- Do this
Read the data and repeat it in full, exactly.

- Extracted data
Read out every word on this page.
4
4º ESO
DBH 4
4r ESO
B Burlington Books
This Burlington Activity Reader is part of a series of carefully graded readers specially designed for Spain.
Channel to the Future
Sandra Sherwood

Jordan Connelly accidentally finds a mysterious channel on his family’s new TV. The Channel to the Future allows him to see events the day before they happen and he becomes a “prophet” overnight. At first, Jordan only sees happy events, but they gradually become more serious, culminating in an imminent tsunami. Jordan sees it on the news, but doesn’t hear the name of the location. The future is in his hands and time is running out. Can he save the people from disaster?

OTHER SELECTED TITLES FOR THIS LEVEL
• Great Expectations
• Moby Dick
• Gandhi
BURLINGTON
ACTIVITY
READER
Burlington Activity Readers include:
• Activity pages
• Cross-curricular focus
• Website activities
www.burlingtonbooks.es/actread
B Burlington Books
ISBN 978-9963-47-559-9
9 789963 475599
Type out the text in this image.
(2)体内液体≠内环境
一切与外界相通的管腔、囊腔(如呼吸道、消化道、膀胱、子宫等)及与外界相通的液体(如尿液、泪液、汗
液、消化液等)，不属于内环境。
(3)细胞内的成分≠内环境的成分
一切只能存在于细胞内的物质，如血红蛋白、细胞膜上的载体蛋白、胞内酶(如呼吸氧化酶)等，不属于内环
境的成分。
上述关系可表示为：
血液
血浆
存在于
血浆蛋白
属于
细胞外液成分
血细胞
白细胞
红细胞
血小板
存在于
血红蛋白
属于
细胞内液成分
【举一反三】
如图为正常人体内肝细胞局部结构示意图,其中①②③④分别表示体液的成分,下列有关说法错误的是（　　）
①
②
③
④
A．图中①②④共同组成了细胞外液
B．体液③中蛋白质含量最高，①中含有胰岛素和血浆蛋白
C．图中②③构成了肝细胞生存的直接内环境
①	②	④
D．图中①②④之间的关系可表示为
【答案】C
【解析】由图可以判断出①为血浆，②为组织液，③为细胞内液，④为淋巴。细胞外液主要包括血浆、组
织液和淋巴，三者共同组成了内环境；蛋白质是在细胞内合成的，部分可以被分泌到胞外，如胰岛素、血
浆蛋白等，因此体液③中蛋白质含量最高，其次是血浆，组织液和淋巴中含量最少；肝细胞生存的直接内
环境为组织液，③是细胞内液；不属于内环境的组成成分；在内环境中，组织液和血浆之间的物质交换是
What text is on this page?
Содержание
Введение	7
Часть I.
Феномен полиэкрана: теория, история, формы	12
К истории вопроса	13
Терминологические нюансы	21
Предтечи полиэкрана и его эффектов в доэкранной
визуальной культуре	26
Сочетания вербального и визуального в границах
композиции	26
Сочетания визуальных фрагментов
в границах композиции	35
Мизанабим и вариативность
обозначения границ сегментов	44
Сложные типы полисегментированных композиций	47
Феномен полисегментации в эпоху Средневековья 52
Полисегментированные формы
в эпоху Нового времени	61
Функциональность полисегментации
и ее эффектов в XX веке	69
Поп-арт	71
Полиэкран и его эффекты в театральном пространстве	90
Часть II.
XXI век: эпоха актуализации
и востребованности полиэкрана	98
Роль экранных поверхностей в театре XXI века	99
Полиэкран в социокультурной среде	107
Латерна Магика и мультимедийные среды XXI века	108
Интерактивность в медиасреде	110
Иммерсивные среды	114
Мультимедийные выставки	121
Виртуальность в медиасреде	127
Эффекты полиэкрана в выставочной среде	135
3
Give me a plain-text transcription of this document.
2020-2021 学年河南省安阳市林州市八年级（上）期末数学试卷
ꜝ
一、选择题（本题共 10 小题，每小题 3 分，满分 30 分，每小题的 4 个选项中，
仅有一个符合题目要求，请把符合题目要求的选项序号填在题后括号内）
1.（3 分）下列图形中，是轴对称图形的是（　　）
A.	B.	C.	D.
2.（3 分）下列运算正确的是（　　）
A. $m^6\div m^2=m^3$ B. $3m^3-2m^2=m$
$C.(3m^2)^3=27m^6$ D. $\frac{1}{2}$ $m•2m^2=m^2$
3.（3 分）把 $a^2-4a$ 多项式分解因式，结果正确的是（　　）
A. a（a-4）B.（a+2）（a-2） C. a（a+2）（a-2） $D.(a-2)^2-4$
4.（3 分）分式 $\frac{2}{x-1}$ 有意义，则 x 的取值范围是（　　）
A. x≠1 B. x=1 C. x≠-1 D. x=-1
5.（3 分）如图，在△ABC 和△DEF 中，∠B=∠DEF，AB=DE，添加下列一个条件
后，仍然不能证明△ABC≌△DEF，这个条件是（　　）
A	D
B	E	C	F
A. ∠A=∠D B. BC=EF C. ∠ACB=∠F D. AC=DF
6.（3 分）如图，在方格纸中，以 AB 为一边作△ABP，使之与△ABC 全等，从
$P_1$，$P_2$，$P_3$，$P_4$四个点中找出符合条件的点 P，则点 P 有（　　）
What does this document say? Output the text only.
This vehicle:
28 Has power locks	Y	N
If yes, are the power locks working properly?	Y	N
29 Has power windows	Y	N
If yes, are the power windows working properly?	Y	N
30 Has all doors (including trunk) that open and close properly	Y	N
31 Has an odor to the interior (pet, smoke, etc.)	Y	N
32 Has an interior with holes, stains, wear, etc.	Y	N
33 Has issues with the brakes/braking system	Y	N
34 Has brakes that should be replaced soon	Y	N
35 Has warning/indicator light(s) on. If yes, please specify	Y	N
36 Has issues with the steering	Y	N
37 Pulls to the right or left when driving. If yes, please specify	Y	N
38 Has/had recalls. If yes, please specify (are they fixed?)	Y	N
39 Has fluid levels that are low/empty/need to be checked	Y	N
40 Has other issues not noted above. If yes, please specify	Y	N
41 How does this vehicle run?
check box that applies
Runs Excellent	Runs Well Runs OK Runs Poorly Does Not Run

- Problem solution
Read out every word on this page.
4
4º ESO
DBH 4
4r ESO
B Burlington Books
This Burlington Activity Reader is part of a series of carefully graded readers specially designed for Spain.
Channel to the Future
Sandra Sherwood

Jordan Connelly accidentally finds a mysterious channel on his family’s new TV. The Channel to the Future allows him to see events the day before they happen and he becomes a “prophet” overnight. At first, Jordan only sees happy events, but they gradually become more serious, culminating in an imminent tsunami. Jordan sees it on the news, but doesn’t hear the name of the location. The future is in his hands and time is running out. Can he save the people from disaster?

OTHER SELECTED TITLES FOR THIS LEVEL
• Great Expectations
• Moby Dick
• Gandhi
BURLINGTON
ACTIVITY
READER
Burlington Activity Readers include:
• Activity pages
• Cross-curricular focus
• Website activities
www.burlingtonbooks.es/actread
B Burlington Books
ISBN 978-9963-47-559-9
9 789963 475599
Type out the text in this image.
(2)体内液体≠内环境
一切与外界相通的管腔、囊腔(如呼吸道、消化道、膀胱、子宫等)及与外界相通的液体(如尿液、泪液、汗
液、消化液等)，不属于内环境。
(3)细胞内的成分≠内环境的成分
一切只能存在于细胞内的物质，如血红蛋白、细胞膜上的载体蛋白、胞内酶(如呼吸氧化酶)等，不属于内环
境的成分。
上述关系可表示为：
血液
血浆
存在于
血浆蛋白
属于
细胞外液成分
血细胞
白细胞
红细胞
血小板
存在于
血红蛋白
属于
细胞内液成分
【举一反三】
如图为正常人体内肝细胞局部结构示意图,其中①②③④分别表示体液的成分,下列有关说法错误的是（　　）
①
②
③
④
A．图中①②④共同组成了细胞外液
B．体液③中蛋白质含量最高，①中含有胰岛素和血浆蛋白
C．图中②③构成了肝细胞生存的直接内环境
①	②	④
D．图中①②④之间的关系可表示为
【答案】C
【解析】由图可以判断出①为血浆，②为组织液，③为细胞内液，④为淋巴。细胞外液主要包括血浆、组
织液和淋巴，三者共同组成了内环境；蛋白质是在细胞内合成的，部分可以被分泌到胞外，如胰岛素、血
浆蛋白等，因此体液③中蛋白质含量最高，其次是血浆，组织液和淋巴中含量最少；肝细胞生存的直接内
环境为组织液，③是细胞内液；不属于内环境的组成成分；在内环境中，组织液和血浆之间的物质交换是
What text is on this page?
Содержание
Введение	7
Часть I.
Феномен полиэкрана: теория, история, формы	12
К истории вопроса	13
Терминологические нюансы	21
Предтечи полиэкрана и его эффектов в доэкранной
визуальной культуре	26
Сочетания вербального и визуального в границах
композиции	26
Сочетания визуальных фрагментов
в границах композиции	35
Мизанабим и вариативность
обозначения границ сегментов	44
Сложные типы полисегментированных композиций	47
Феномен полисегментации в эпоху Средневековья 52
Полисегментированные формы
в эпоху Нового времени	61
Функциональность полисегментации
и ее эффектов в XX веке	69
Поп-арт	71
Полиэкран и его эффекты в театральном пространстве	90
Часть II.
XXI век: эпоха актуализации
и востребованности полиэкрана	98
Роль экранных поверхностей в театре XXI века	99
Полиэкран в социокультурной среде	107
Латерна Магика и мультимедийные среды XXI века	108
Интерактивность в медиасреде	110
Иммерсивные среды	114
Мультимедийные выставки	121
Виртуальность в медиасреде	127
Эффекты полиэкрана в выставочной среде	135
3
Give me a plain-text transcription of this document.
2020-2021 学年河南省安阳市林州市八年级（上）期末数学试卷
ꜝ
一、选择题（本题共 10 小题，每小题 3 分，满分 30 分，每小题的 4 个选项中，
仅有一个符合题目要求，请把符合题目要求的选项序号填在题后括号内）
1.（3 分）下列图形中，是轴对称图形的是（　　）
A.	B.	C.	D.
2.（3 分）下列运算正确的是（　　）
A. $m^6\div m^2=m^3$ B. $3m^3-2m^2=m$
$C.(3m^2)^3=27m^6$ D. $\frac{1}{2}$ $m•2m^2=m^2$
3.（3 分）把 $a^2-4a$ 多项式分解因式，结果正确的是（　　）
A. a（a-4）B.（a+2）（a-2） C. a（a+2）（a-2） $D.(a-2)^2-4$
4.（3 分）分式 $\frac{2}{x-1}$ 有意义，则 x 的取值范围是（　　）
A. x≠1 B. x=1 C. x≠-1 D. x=-1
5.（3 分）如图，在△ABC 和△DEF 中，∠B=∠DEF，AB=DE，添加下列一个条件
后，仍然不能证明△ABC≌△DEF，这个条件是（　　）
A	D
B	E	C	F
A. ∠A=∠D B. BC=EF C. ∠ACB=∠F D. AC=DF
6.（3 分）如图，在方格纸中，以 AB 为一边作△ABP，使之与△ABC 全等，从
$P_1$，$P_2$，$P_3$，$P_4$四个点中找出符合条件的点 P，则点 P 有（　　）
What does this document say? Output the text only.
This vehicle:
28 Has power locks	Y	N
If yes, are the power locks working properly?	Y	N
29 Has power windows	Y	N
If yes, are the power windows working properly?	Y	N
30 Has all doors (including trunk) that open and close properly	Y	N
31 Has an odor to the interior (pet, smoke, etc.)	Y	N
32 Has an interior with holes, stains, wear, etc.	Y	N
33 Has issues with the brakes/braking system	Y	N
34 Has brakes that should be replaced soon	Y	N
35 Has warning/indicator light(s) on. If yes, please specify	Y	N
36 Has issues with the steering	Y	N
37 Pulls to the right or left when driving. If yes, please specify	Y	N
38 Has/had recalls. If yes, please specify (are they fixed?)	Y	N
39 Has fluid levels that are low/empty/need to be checked	Y	N
40 Has other issues not noted above. If yes, please specify	Y	N
41 How does this vehicle run?
check box that applies
Runs Excellent	Runs Well Runs OK Runs Poorly Does Not Run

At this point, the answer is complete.